:: Dataset excerpts ::
— BEGIN —

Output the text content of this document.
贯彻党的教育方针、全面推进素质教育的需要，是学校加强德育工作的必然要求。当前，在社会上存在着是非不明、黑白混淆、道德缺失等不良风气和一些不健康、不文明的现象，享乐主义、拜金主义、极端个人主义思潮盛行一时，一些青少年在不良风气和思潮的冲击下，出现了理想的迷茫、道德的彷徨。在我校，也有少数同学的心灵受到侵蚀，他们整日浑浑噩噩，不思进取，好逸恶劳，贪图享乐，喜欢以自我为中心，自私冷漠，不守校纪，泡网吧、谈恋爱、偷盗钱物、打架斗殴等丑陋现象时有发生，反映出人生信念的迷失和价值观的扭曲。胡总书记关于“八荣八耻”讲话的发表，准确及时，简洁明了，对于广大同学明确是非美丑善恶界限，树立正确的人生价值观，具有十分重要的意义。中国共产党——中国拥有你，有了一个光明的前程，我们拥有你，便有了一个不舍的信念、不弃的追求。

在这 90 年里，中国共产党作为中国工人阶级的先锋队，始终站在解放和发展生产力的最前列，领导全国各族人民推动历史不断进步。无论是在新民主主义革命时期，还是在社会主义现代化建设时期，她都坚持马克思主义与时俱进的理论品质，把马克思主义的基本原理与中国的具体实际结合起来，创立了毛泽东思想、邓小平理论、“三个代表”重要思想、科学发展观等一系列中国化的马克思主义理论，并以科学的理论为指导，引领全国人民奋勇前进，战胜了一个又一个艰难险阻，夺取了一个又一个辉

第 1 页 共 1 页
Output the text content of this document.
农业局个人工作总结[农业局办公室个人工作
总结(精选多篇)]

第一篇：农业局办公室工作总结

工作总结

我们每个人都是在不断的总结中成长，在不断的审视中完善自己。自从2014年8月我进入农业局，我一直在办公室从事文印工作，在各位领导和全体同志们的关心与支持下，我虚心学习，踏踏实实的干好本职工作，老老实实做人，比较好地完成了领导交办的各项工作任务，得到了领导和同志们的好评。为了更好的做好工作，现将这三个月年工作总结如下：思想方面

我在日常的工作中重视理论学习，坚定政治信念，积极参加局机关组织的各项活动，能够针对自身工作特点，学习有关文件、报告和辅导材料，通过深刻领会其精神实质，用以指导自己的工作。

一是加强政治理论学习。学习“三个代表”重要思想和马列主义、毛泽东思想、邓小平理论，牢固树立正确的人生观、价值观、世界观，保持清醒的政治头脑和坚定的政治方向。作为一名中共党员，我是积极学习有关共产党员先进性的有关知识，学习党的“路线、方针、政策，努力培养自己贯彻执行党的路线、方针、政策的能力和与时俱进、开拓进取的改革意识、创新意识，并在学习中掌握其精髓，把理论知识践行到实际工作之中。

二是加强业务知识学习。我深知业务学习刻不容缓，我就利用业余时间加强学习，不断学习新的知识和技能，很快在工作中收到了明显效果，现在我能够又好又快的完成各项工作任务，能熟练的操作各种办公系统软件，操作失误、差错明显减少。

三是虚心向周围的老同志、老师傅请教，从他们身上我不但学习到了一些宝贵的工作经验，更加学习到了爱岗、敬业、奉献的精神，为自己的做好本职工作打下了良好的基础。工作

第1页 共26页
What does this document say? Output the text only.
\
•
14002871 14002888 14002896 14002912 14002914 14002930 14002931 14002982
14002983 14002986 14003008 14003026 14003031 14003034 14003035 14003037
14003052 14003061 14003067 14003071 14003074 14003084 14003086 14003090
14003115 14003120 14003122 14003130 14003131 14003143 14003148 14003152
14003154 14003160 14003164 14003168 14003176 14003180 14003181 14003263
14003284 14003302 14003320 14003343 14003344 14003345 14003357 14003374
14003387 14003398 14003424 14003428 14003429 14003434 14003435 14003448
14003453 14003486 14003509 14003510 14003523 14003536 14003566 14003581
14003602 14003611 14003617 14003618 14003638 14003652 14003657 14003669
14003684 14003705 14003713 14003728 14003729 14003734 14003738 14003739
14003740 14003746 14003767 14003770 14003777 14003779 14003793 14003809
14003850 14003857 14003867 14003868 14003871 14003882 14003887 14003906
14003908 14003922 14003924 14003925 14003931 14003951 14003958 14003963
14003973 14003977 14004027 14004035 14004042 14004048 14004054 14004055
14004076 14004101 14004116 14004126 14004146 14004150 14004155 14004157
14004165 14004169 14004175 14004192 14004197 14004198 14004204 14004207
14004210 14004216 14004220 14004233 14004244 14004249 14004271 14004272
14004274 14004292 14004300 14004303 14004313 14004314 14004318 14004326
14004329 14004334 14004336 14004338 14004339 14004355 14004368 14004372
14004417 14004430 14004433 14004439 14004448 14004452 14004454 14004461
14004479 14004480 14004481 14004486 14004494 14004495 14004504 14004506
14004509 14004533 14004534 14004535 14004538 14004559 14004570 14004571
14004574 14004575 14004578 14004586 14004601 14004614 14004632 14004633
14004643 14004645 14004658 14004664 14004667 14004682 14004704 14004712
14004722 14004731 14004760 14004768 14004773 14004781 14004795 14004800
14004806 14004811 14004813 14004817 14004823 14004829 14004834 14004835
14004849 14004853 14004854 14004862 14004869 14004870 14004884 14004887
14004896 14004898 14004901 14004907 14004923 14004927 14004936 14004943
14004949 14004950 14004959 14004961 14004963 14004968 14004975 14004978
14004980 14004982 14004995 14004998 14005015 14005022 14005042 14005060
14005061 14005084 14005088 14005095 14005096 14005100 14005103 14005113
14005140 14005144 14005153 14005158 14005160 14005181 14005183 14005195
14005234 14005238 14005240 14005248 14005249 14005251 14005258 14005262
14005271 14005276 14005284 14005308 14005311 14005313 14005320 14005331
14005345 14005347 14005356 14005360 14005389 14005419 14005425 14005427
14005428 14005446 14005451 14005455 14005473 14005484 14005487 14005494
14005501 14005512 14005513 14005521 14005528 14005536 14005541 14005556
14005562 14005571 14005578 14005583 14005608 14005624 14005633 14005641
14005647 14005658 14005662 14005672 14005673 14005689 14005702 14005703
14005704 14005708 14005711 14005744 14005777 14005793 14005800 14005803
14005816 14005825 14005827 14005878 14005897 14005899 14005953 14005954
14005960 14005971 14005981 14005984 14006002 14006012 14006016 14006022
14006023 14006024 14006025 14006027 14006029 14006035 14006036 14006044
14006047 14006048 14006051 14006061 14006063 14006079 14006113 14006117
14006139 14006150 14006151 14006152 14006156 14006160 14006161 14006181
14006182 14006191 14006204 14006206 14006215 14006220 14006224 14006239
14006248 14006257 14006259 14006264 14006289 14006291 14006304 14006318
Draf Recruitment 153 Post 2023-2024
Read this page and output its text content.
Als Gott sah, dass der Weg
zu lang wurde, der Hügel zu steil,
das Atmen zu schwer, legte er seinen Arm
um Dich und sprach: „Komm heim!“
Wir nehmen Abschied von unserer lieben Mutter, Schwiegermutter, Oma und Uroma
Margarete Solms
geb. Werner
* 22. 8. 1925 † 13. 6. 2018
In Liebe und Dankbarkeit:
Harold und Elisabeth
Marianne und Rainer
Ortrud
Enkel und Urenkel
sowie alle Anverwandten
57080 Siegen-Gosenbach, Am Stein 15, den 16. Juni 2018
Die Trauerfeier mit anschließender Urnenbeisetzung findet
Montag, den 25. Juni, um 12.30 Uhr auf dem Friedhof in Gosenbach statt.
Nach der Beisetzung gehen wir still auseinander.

— END —

:: What is expected ::
Send back every record, precisely as written.

:: Answer below ::
Output the text content of this document.
贯彻党的教育方针、全面推进素质教育的需要，是学校加强德育工作的必然要求。当前，在社会上存在着是非不明、黑白混淆、道德缺失等不良风气和一些不健康、不文明的现象，享乐主义、拜金主义、极端个人主义思潮盛行一时，一些青少年在不良风气和思潮的冲击下，出现了理想的迷茫、道德的彷徨。在我校，也有少数同学的心灵受到侵蚀，他们整日浑浑噩噩，不思进取，好逸恶劳，贪图享乐，喜欢以自我为中心，自私冷漠，不守校纪，泡网吧、谈恋爱、偷盗钱物、打架斗殴等丑陋现象时有发生，反映出人生信念的迷失和价值观的扭曲。胡总书记关于“八荣八耻”讲话的发表，准确及时，简洁明了，对于广大同学明确是非美丑善恶界限，树立正确的人生价值观，具有十分重要的意义。中国共产党——中国拥有你，有了一个光明的前程，我们拥有你，便有了一个不舍的信念、不弃的追求。

在这 90 年里，中国共产党作为中国工人阶级的先锋队，始终站在解放和发展生产力的最前列，领导全国各族人民推动历史不断进步。无论是在新民主主义革命时期，还是在社会主义现代化建设时期，她都坚持马克思主义与时俱进的理论品质，把马克思主义的基本原理与中国的具体实际结合起来，创立了毛泽东思想、邓小平理论、“三个代表”重要思想、科学发展观等一系列中国化的马克思主义理论，并以科学的理论为指导，引领全国人民奋勇前进，战胜了一个又一个艰难险阻，夺取了一个又一个辉

第 1 页 共 1 页
Output the text content of this document.
农业局个人工作总结[农业局办公室个人工作
总结(精选多篇)]

第一篇：农业局办公室工作总结

工作总结

我们每个人都是在不断的总结中成长，在不断的审视中完善自己。自从2014年8月我进入农业局，我一直在办公室从事文印工作，在各位领导和全体同志们的关心与支持下，我虚心学习，踏踏实实的干好本职工作，老老实实做人，比较好地完成了领导交办的各项工作任务，得到了领导和同志们的好评。为了更好的做好工作，现将这三个月年工作总结如下：思想方面

我在日常的工作中重视理论学习，坚定政治信念，积极参加局机关组织的各项活动，能够针对自身工作特点，学习有关文件、报告和辅导材料，通过深刻领会其精神实质，用以指导自己的工作。

一是加强政治理论学习。学习“三个代表”重要思想和马列主义、毛泽东思想、邓小平理论，牢固树立正确的人生观、价值观、世界观，保持清醒的政治头脑和坚定的政治方向。作为一名中共党员，我是积极学习有关共产党员先进性的有关知识，学习党的“路线、方针、政策，努力培养自己贯彻执行党的路线、方针、政策的能力和与时俱进、开拓进取的改革意识、创新意识，并在学习中掌握其精髓，把理论知识践行到实际工作之中。

二是加强业务知识学习。我深知业务学习刻不容缓，我就利用业余时间加强学习，不断学习新的知识和技能，很快在工作中收到了明显效果，现在我能够又好又快的完成各项工作任务，能熟练的操作各种办公系统软件，操作失误、差错明显减少。

三是虚心向周围的老同志、老师傅请教，从他们身上我不但学习到了一些宝贵的工作经验，更加学习到了爱岗、敬业、奉献的精神，为自己的做好本职工作打下了良好的基础。工作

第1页 共26页
What does this document say? Output the text only.
\
•
14002871 14002888 14002896 14002912 14002914 14002930 14002931 14002982
14002983 14002986 14003008 14003026 14003031 14003034 14003035 14003037
14003052 14003061 14003067 14003071 14003074 14003084 14003086 14003090
14003115 14003120 14003122 14003130 14003131 14003143 14003148 14003152
14003154 14003160 14003164 14003168 14003176 14003180 14003181 14003263
14003284 14003302 14003320 14003343 14003344 14003345 14003357 14003374
14003387 14003398 14003424 14003428 14003429 14003434 14003435 14003448
14003453 14003486 14003509 14003510 14003523 14003536 14003566 14003581
14003602 14003611 14003617 14003618 14003638 14003652 14003657 14003669
14003684 14003705 14003713 14003728 14003729 14003734 14003738 14003739
14003740 14003746 14003767 14003770 14003777 14003779 14003793 14003809
14003850 14003857 14003867 14003868 14003871 14003882 14003887 14003906
14003908 14003922 14003924 14003925 14003931 14003951 14003958 14003963
14003973 14003977 14004027 14004035 14004042 14004048 14004054 14004055
14004076 14004101 14004116 14004126 14004146 14004150 14004155 14004157
14004165 14004169 14004175 14004192 14004197 14004198 14004204 14004207
14004210 14004216 14004220 14004233 14004244 14004249 14004271 14004272
14004274 14004292 14004300 14004303 14004313 14004314 14004318 14004326
14004329 14004334 14004336 14004338 14004339 14004355 14004368 14004372
14004417 14004430 14004433 14004439 14004448 14004452 14004454 14004461
14004479 14004480 14004481 14004486 14004494 14004495 14004504 14004506
14004509 14004533 14004534 14004535 14004538 14004559 14004570 14004571
14004574 14004575 14004578 14004586 14004601 14004614 14004632 14004633
14004643 14004645 14004658 14004664 14004667 14004682 14004704 14004712
14004722 14004731 14004760 14004768 14004773 14004781 14004795 14004800
14004806 14004811 14004813 14004817 14004823 14004829 14004834 14004835
14004849 14004853 14004854 14004862 14004869 14004870 14004884 14004887
14004896 14004898 14004901 14004907 14004923 14004927 14004936 14004943
14004949 14004950 14004959 14004961 14004963 14004968 14004975 14004978
14004980 14004982 14004995 14004998 14005015 14005022 14005042 14005060
14005061 14005084 14005088 14005095 14005096 14005100 14005103 14005113
14005140 14005144 14005153 14005158 14005160 14005181 14005183 14005195
14005234 14005238 14005240 14005248 14005249 14005251 14005258 14005262
14005271 14005276 14005284 14005308 14005311 14005313 14005320 14005331
14005345 14005347 14005356 14005360 14005389 14005419 14005425 14005427
14005428 14005446 14005451 14005455 14005473 14005484 14005487 14005494
14005501 14005512 14005513 14005521 14005528 14005536 14005541 14005556
14005562 14005571 14005578 14005583 14005608 14005624 14005633 14005641
14005647 14005658 14005662 14005672 14005673 14005689 14005702 14005703
14005704 14005708 14005711 14005744 14005777 14005793 14005800 14005803
14005816 14005825 14005827 14005878 14005897 14005899 14005953 14005954
14005960 14005971 14005981 14005984 14006002 14006012 14006016 14006022
14006023 14006024 14006025 14006027 14006029 14006035 14006036 14006044
14006047 14006048 14006051 14006061 14006063 14006079 14006113 14006117
14006139 14006150 14006151 14006152 14006156 14006160 14006161 14006181
14006182 14006191 14006204 14006206 14006215 14006220 14006224 14006239
14006248 14006257 14006259 14006264 14006289 14006291 14006304 14006318
Draf Recruitment 153 Post 2023-2024
Read this page and output its text content.
Als Gott sah, dass der Weg
zu lang wurde, der Hügel zu steil,
das Atmen zu schwer, legte er seinen Arm
um Dich und sprach: „Komm heim!“
Wir nehmen Abschied von unserer lieben Mutter, Schwiegermutter, Oma und Uroma
Margarete Solms
geb. Werner
* 22. 8. 1925 † 13. 6. 2018
In Liebe und Dankbarkeit:
Harold und Elisabeth
Marianne und Rainer
Ortrud
Enkel und Urenkel
sowie alle Anverwandten
57080 Siegen-Gosenbach, Am Stein 15, den 16. Juni 2018
Die Trauerfeier mit anschließender Urnenbeisetzung findet
Montag, den 25. Juni, um 12.30 Uhr auf dem Friedhof in Gosenbach statt.
Nach der Beisetzung gehen wir still auseinander.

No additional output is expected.